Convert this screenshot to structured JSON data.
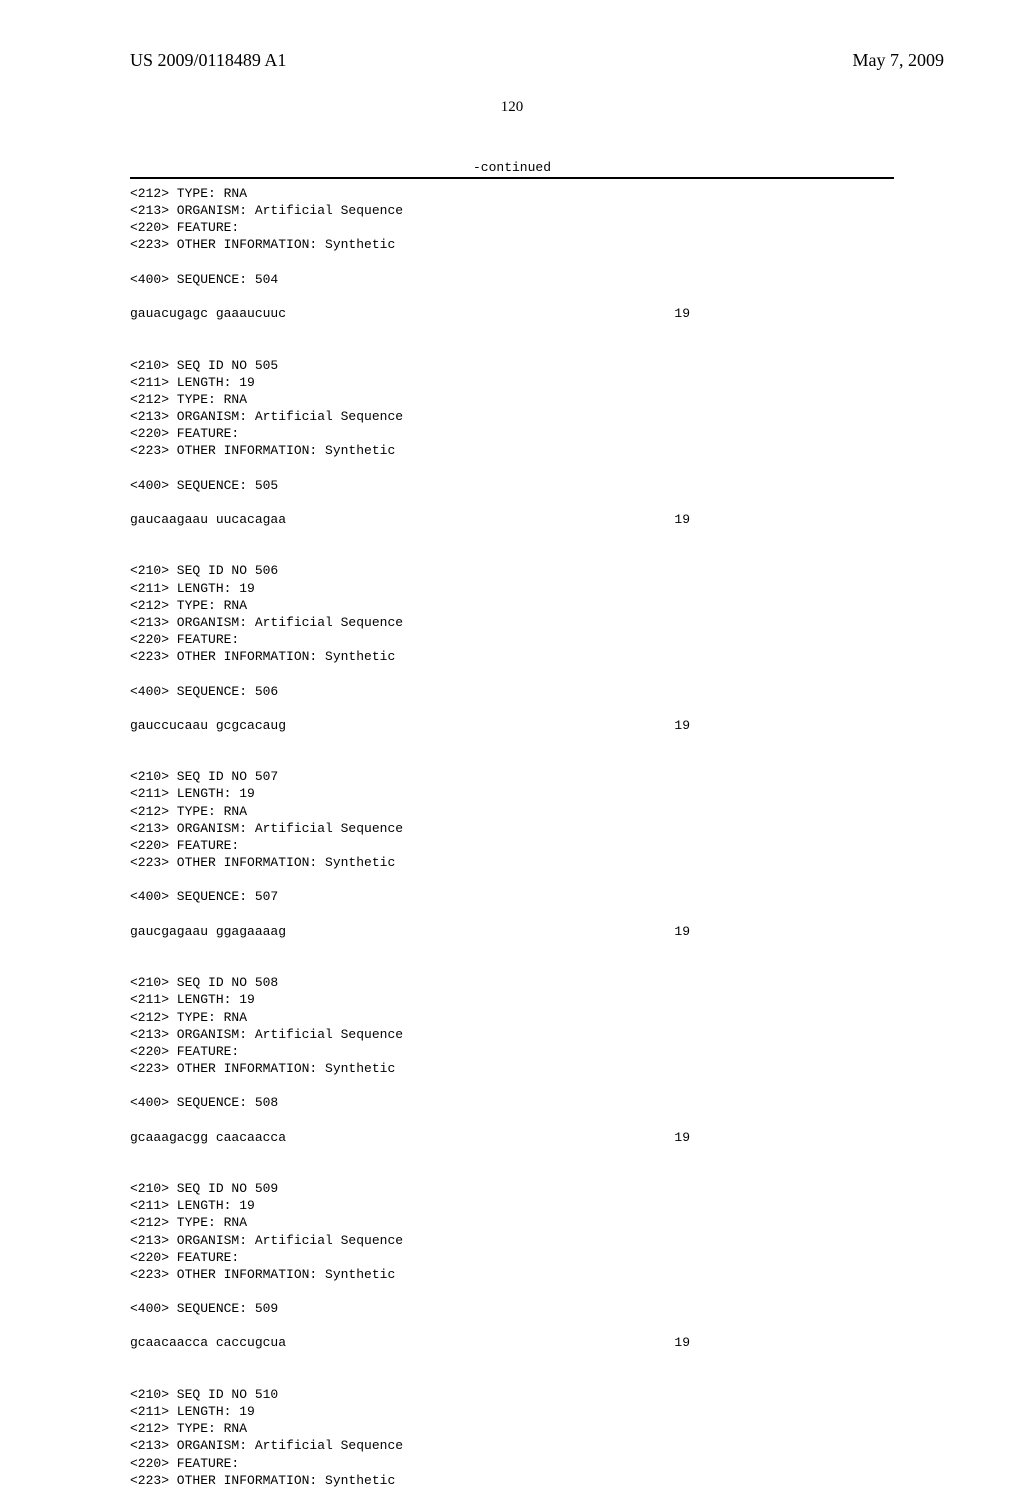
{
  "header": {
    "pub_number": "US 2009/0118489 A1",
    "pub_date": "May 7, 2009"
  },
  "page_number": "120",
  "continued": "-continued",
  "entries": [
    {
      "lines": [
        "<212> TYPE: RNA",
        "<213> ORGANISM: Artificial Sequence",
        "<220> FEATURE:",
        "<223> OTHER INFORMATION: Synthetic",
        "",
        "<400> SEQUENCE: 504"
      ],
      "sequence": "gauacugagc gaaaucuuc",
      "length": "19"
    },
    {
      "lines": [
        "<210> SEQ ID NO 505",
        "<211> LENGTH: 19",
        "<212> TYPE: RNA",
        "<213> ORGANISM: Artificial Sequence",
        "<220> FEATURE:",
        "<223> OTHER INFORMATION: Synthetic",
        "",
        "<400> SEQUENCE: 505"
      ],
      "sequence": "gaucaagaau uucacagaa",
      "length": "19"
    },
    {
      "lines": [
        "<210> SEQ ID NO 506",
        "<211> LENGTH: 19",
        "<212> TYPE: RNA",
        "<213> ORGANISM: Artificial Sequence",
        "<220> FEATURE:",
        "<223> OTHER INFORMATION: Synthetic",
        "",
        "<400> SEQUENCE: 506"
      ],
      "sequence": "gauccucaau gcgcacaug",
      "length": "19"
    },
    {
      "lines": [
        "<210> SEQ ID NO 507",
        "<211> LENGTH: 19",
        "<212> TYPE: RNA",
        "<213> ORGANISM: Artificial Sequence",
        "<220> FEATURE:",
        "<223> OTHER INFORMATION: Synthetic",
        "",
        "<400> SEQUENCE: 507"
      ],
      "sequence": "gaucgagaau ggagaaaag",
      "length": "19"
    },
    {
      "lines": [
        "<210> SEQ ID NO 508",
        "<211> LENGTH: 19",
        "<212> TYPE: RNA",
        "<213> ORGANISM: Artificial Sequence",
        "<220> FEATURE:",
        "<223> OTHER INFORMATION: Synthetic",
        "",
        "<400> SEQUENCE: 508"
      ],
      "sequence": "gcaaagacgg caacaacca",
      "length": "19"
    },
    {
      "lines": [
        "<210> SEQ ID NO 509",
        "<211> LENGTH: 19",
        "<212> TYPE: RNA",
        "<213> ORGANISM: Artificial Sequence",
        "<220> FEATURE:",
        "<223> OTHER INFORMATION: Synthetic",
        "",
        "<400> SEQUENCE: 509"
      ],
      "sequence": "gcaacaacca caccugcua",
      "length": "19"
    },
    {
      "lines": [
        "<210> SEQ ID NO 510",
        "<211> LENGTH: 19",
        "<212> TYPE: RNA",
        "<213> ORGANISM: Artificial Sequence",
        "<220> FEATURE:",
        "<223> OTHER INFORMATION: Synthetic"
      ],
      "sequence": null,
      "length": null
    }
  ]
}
※
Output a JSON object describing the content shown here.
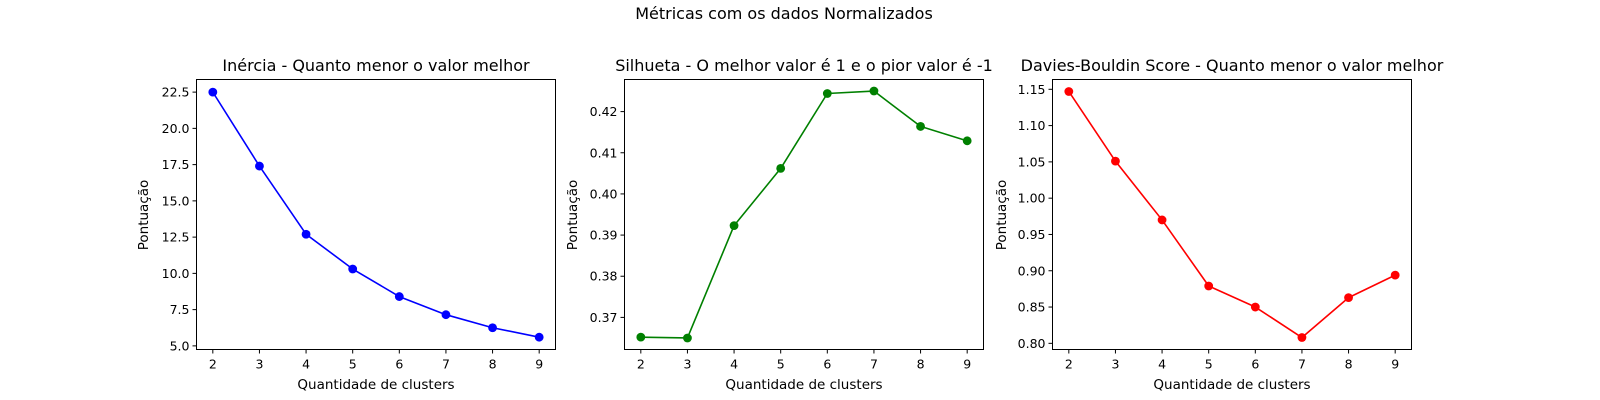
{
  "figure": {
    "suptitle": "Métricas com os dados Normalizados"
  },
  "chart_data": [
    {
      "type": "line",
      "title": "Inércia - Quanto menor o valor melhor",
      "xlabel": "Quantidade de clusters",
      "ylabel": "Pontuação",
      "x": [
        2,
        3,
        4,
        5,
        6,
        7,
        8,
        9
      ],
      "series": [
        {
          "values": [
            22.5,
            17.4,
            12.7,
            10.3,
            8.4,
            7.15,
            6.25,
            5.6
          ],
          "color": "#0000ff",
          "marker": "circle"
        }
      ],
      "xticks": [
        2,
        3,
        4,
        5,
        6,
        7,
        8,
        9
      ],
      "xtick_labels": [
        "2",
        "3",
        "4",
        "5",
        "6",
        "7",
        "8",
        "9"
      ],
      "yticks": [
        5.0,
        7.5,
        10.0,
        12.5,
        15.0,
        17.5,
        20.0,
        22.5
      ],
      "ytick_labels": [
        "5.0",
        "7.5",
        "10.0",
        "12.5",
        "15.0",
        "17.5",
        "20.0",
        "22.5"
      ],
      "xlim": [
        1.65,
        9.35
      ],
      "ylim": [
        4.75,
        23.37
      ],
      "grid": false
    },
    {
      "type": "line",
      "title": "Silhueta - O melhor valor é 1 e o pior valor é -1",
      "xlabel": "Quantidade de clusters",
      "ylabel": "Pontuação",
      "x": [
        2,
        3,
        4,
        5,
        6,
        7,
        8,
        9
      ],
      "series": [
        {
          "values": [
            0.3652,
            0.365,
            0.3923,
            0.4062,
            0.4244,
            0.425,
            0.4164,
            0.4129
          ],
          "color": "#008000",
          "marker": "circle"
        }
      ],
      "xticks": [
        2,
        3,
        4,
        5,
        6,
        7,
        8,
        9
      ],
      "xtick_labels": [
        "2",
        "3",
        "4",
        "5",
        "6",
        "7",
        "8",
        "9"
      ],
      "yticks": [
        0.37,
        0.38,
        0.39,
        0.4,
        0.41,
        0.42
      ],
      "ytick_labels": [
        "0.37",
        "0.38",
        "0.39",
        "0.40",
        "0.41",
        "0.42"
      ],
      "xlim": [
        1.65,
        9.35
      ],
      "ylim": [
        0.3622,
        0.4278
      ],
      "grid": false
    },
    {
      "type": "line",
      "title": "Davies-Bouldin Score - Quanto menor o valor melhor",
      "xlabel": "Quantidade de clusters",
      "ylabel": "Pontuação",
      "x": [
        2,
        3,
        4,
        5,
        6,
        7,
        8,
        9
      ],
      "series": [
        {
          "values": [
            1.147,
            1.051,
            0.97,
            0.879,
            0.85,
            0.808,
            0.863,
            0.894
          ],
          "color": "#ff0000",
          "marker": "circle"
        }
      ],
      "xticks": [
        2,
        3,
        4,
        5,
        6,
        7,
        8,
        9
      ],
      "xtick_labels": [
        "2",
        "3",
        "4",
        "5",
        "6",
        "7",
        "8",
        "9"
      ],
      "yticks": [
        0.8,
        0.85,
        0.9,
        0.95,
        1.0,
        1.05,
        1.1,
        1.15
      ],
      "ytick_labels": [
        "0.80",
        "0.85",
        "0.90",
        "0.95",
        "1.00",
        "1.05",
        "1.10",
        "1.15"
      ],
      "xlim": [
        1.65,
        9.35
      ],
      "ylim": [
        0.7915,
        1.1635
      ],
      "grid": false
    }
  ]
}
※
THE PROBLEM ▸
Pull out each line of the records holding the string "JSON".

COMPLETE OUTPUT ▸
Convert this screenshot to structured JSON data.
Output a JSON object describing the content shown here.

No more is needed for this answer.